[begin Data shown]

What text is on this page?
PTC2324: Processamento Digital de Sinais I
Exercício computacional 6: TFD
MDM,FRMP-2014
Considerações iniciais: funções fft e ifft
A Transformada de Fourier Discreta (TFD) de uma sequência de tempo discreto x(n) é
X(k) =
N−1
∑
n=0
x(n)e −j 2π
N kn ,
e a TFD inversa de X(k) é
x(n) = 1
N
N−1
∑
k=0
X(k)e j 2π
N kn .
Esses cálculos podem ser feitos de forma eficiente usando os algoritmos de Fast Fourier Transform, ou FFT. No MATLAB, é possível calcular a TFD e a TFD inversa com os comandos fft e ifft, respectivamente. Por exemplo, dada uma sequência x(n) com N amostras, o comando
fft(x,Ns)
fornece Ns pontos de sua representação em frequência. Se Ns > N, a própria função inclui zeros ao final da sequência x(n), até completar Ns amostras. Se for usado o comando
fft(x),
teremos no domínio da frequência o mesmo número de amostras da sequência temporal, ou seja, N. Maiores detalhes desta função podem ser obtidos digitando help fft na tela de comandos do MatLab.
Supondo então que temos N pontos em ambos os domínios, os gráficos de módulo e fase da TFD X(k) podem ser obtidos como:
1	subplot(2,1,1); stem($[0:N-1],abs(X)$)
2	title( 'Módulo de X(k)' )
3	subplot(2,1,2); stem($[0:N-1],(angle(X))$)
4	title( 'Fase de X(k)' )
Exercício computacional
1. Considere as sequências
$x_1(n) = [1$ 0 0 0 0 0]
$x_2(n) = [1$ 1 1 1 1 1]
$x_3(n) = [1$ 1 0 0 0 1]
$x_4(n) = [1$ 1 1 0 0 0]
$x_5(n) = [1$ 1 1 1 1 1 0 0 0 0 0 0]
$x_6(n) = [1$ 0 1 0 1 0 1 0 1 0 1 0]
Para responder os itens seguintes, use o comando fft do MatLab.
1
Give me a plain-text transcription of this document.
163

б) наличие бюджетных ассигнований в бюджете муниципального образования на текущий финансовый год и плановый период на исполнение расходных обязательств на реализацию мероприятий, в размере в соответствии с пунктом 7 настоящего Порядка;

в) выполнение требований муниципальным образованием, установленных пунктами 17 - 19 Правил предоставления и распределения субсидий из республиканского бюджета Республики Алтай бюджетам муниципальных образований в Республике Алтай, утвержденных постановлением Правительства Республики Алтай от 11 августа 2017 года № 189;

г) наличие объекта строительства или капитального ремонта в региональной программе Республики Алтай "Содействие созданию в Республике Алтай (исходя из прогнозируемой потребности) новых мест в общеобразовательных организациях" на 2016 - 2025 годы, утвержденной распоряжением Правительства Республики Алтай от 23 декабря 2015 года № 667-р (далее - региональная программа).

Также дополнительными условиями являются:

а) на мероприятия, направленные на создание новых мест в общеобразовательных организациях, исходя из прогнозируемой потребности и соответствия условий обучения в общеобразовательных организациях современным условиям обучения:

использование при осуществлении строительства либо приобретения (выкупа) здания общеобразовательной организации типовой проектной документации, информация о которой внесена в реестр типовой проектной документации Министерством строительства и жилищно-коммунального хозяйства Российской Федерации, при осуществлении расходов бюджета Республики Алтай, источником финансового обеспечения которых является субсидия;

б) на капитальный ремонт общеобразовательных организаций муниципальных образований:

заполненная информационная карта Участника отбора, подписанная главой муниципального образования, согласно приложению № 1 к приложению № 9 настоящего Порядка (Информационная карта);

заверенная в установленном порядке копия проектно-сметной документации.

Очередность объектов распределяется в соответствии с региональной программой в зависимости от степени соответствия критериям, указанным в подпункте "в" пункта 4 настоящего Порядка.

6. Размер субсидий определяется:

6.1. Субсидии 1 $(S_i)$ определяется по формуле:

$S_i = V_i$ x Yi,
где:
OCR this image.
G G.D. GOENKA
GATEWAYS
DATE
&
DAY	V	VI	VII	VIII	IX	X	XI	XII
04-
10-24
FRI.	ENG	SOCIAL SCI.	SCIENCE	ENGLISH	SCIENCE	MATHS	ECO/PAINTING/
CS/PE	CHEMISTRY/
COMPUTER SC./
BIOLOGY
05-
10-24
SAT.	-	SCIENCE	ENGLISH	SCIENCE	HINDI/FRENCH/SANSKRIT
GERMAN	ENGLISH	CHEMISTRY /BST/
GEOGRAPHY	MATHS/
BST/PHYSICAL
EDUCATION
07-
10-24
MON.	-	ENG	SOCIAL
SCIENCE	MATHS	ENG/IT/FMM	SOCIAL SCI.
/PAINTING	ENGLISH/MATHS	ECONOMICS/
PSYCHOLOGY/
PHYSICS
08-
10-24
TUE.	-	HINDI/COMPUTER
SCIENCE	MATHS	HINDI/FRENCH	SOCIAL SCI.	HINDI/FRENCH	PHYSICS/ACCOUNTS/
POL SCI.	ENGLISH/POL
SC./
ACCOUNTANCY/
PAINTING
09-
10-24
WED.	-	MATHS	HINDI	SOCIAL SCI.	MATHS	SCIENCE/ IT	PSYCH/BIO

[end Data shown]

* What the task asks:
Reproduce the full set of records precisely.

* Solved exercise:
What text is on this page?
PTC2324: Processamento Digital de Sinais I
Exercício computacional 6: TFD
MDM,FRMP-2014
Considerações iniciais: funções fft e ifft
A Transformada de Fourier Discreta (TFD) de uma sequência de tempo discreto x(n) é
X(k) =
N−1
∑
n=0
x(n)e −j 2π
N kn ,
e a TFD inversa de X(k) é
x(n) = 1
N
N−1
∑
k=0
X(k)e j 2π
N kn .
Esses cálculos podem ser feitos de forma eficiente usando os algoritmos de Fast Fourier Transform, ou FFT. No MATLAB, é possível calcular a TFD e a TFD inversa com os comandos fft e ifft, respectivamente. Por exemplo, dada uma sequência x(n) com N amostras, o comando
fft(x,Ns)
fornece Ns pontos de sua representação em frequência. Se Ns > N, a própria função inclui zeros ao final da sequência x(n), até completar Ns amostras. Se for usado o comando
fft(x),
teremos no domínio da frequência o mesmo número de amostras da sequência temporal, ou seja, N. Maiores detalhes desta função podem ser obtidos digitando help fft na tela de comandos do MatLab.
Supondo então que temos N pontos em ambos os domínios, os gráficos de módulo e fase da TFD X(k) podem ser obtidos como:
1	subplot(2,1,1); stem($[0:N-1],abs(X)$)
2	title( 'Módulo de X(k)' )
3	subplot(2,1,2); stem($[0:N-1],(angle(X))$)
4	title( 'Fase de X(k)' )
Exercício computacional
1. Considere as sequências
$x_1(n) = [1$ 0 0 0 0 0]
$x_2(n) = [1$ 1 1 1 1 1]
$x_3(n) = [1$ 1 0 0 0 1]
$x_4(n) = [1$ 1 1 0 0 0]
$x_5(n) = [1$ 1 1 1 1 1 0 0 0 0 0 0]
$x_6(n) = [1$ 0 1 0 1 0 1 0 1 0 1 0]
Para responder os itens seguintes, use o comando fft do MatLab.
1
Give me a plain-text transcription of this document.
163

б) наличие бюджетных ассигнований в бюджете муниципального образования на текущий финансовый год и плановый период на исполнение расходных обязательств на реализацию мероприятий, в размере в соответствии с пунктом 7 настоящего Порядка;

в) выполнение требований муниципальным образованием, установленных пунктами 17 - 19 Правил предоставления и распределения субсидий из республиканского бюджета Республики Алтай бюджетам муниципальных образований в Республике Алтай, утвержденных постановлением Правительства Республики Алтай от 11 августа 2017 года № 189;

г) наличие объекта строительства или капитального ремонта в региональной программе Республики Алтай "Содействие созданию в Республике Алтай (исходя из прогнозируемой потребности) новых мест в общеобразовательных организациях" на 2016 - 2025 годы, утвержденной распоряжением Правительства Республики Алтай от 23 декабря 2015 года № 667-р (далее - региональная программа).

Также дополнительными условиями являются:

а) на мероприятия, направленные на создание новых мест в общеобразовательных организациях, исходя из прогнозируемой потребности и соответствия условий обучения в общеобразовательных организациях современным условиям обучения:

использование при осуществлении строительства либо приобретения (выкупа) здания общеобразовательной организации типовой проектной документации, информация о которой внесена в реестр типовой проектной документации Министерством строительства и жилищно-коммунального хозяйства Российской Федерации, при осуществлении расходов бюджета Республики Алтай, источником финансового обеспечения которых является субсидия;

б) на капитальный ремонт общеобразовательных организаций муниципальных образований:

заполненная информационная карта Участника отбора, подписанная главой муниципального образования, согласно приложению № 1 к приложению № 9 настоящего Порядка (Информационная карта);

заверенная в установленном порядке копия проектно-сметной документации.

Очередность объектов распределяется в соответствии с региональной программой в зависимости от степени соответствия критериям, указанным в подпункте "в" пункта 4 настоящего Порядка.

6. Размер субсидий определяется:

6.1. Субсидии 1 $(S_i)$ определяется по формуле:

$S_i = V_i$ x Yi,
где:
OCR this image.
G G.D. GOENKA
GATEWAYS
DATE
&
DAY	V	VI	VII	VIII	IX	X	XI	XII
04-
10-24
FRI.	ENG	SOCIAL SCI.	SCIENCE	ENGLISH	SCIENCE	MATHS	ECO/PAINTING/
CS/PE	CHEMISTRY/
COMPUTER SC./
BIOLOGY
05-
10-24
SAT.	-	SCIENCE	ENGLISH	SCIENCE	HINDI/FRENCH/SANSKRIT
GERMAN	ENGLISH	CHEMISTRY /BST/
GEOGRAPHY	MATHS/
BST/PHYSICAL
EDUCATION
07-
10-24
MON.	-	ENG	SOCIAL
SCIENCE	MATHS	ENG/IT/FMM	SOCIAL SCI.
/PAINTING	ENGLISH/MATHS	ECONOMICS/
PSYCHOLOGY/
PHYSICS
08-
10-24
TUE.	-	HINDI/COMPUTER
SCIENCE	MATHS	HINDI/FRENCH	SOCIAL SCI.	HINDI/FRENCH	PHYSICS/ACCOUNTS/
POL SCI.	ENGLISH/POL
SC./
ACCOUNTANCY/
PAINTING
09-
10-24
WED.	-	MATHS	HINDI	SOCIAL SCI.	MATHS	SCIENCE/ IT	PSYCH/BIO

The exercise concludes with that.